### WHAT YOU WILL DO
Can you copy every line of the data below, changing nothing?

### RAW DATA
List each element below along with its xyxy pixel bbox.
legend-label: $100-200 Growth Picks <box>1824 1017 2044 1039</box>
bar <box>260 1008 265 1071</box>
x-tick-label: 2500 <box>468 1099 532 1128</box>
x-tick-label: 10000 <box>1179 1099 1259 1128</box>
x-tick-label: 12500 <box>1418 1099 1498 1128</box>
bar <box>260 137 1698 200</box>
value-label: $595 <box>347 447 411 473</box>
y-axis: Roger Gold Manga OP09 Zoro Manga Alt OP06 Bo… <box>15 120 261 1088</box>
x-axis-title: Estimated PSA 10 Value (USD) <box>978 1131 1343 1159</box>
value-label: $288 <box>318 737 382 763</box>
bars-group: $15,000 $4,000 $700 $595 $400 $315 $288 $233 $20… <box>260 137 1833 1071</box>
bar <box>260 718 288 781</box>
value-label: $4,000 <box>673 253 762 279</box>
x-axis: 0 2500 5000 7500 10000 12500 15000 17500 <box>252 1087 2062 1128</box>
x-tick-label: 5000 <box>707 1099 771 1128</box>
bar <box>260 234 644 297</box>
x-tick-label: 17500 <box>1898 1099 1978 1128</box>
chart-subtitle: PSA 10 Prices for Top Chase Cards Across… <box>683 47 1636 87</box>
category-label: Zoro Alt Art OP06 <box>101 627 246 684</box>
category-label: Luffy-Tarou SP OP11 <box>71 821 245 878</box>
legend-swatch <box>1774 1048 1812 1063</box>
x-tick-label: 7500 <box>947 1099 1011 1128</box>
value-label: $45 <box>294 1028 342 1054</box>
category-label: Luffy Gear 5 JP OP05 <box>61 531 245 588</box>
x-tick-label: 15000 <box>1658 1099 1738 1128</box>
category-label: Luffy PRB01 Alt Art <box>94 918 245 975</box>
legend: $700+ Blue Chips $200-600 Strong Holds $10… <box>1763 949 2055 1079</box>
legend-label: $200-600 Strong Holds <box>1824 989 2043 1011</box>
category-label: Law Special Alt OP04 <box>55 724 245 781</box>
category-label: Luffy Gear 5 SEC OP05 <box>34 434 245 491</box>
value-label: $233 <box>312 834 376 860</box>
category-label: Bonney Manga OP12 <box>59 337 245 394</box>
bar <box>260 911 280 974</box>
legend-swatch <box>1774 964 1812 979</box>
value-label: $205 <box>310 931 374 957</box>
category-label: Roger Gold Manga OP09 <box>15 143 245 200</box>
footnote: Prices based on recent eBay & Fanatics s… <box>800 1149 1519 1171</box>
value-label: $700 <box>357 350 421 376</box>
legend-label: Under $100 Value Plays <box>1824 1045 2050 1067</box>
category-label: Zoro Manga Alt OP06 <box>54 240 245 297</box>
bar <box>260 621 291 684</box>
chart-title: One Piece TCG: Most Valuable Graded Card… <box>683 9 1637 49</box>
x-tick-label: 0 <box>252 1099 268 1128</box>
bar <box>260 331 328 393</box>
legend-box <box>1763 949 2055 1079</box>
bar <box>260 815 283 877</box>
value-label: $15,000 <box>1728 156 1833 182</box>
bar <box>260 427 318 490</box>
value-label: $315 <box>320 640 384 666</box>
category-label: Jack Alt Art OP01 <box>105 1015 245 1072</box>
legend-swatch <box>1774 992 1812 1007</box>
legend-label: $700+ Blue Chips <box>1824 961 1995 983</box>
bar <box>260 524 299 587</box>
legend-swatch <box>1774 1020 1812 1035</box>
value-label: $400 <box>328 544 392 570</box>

### COMPLETE OUTPUT
List each element below along with its xyxy pixel bbox.
legend-label: $100-200 Growth Picks <box>1824 1017 2044 1039</box>
bar <box>260 1008 265 1071</box>
x-tick-label: 2500 <box>468 1099 532 1128</box>
x-tick-label: 10000 <box>1179 1099 1259 1128</box>
x-tick-label: 12500 <box>1418 1099 1498 1128</box>
bar <box>260 137 1698 200</box>
value-label: $595 <box>347 447 411 473</box>
y-axis: Roger Gold Manga OP09 Zoro Manga Alt OP06 Bo… <box>15 120 261 1088</box>
x-axis-title: Estimated PSA 10 Value (USD) <box>978 1131 1343 1159</box>
value-label: $288 <box>318 737 382 763</box>
bars-group: $15,000 $4,000 $700 $595 $400 $315 $288 $233 $20… <box>260 137 1833 1071</box>
bar <box>260 718 288 781</box>
value-label: $4,000 <box>673 253 762 279</box>
x-axis: 0 2500 5000 7500 10000 12500 15000 17500 <box>252 1087 2062 1128</box>
x-tick-label: 5000 <box>707 1099 771 1128</box>
bar <box>260 234 644 297</box>
x-tick-label: 17500 <box>1898 1099 1978 1128</box>
chart-subtitle: PSA 10 Prices for Top Chase Cards Across… <box>683 47 1636 87</box>
category-label: Zoro Alt Art OP06 <box>101 627 246 684</box>
category-label: Luffy-Tarou SP OP11 <box>71 821 245 878</box>
legend-swatch <box>1774 1048 1812 1063</box>
x-tick-label: 7500 <box>947 1099 1011 1128</box>
value-label: $45 <box>294 1028 342 1054</box>
category-label: Luffy Gear 5 JP OP05 <box>61 531 245 588</box>
x-tick-label: 15000 <box>1658 1099 1738 1128</box>
category-label: Luffy PRB01 Alt Art <box>94 918 245 975</box>
legend: $700+ Blue Chips $200-600 Strong Holds $10… <box>1763 949 2055 1079</box>
legend-label: $200-600 Strong Holds <box>1824 989 2043 1011</box>
category-label: Law Special Alt OP04 <box>55 724 245 781</box>
category-label: Luffy Gear 5 SEC OP05 <box>34 434 245 491</box>
value-label: $233 <box>312 834 376 860</box>
category-label: Bonney Manga OP12 <box>59 337 245 394</box>
bar <box>260 911 280 974</box>
legend-swatch <box>1774 964 1812 979</box>
value-label: $205 <box>310 931 374 957</box>
category-label: Roger Gold Manga OP09 <box>15 143 245 200</box>
footnote: Prices based on recent eBay & Fanatics s… <box>800 1149 1519 1171</box>
value-label: $700 <box>357 350 421 376</box>
legend-label: Under $100 Value Plays <box>1824 1045 2050 1067</box>
category-label: Zoro Manga Alt OP06 <box>54 240 245 297</box>
bar <box>260 621 291 684</box>
chart-title: One Piece TCG: Most Valuable Graded Card… <box>683 9 1637 49</box>
x-tick-label: 0 <box>252 1099 268 1128</box>
bar <box>260 331 328 393</box>
legend-box <box>1763 949 2055 1079</box>
bar <box>260 815 283 877</box>
value-label: $15,000 <box>1728 156 1833 182</box>
bar <box>260 427 318 490</box>
value-label: $315 <box>320 640 384 666</box>
category-label: Jack Alt Art OP01 <box>105 1015 245 1072</box>
legend-swatch <box>1774 992 1812 1007</box>
legend-label: $700+ Blue Chips <box>1824 961 1995 983</box>
bar <box>260 524 299 587</box>
legend-swatch <box>1774 1020 1812 1035</box>
value-label: $400 <box>328 544 392 570</box>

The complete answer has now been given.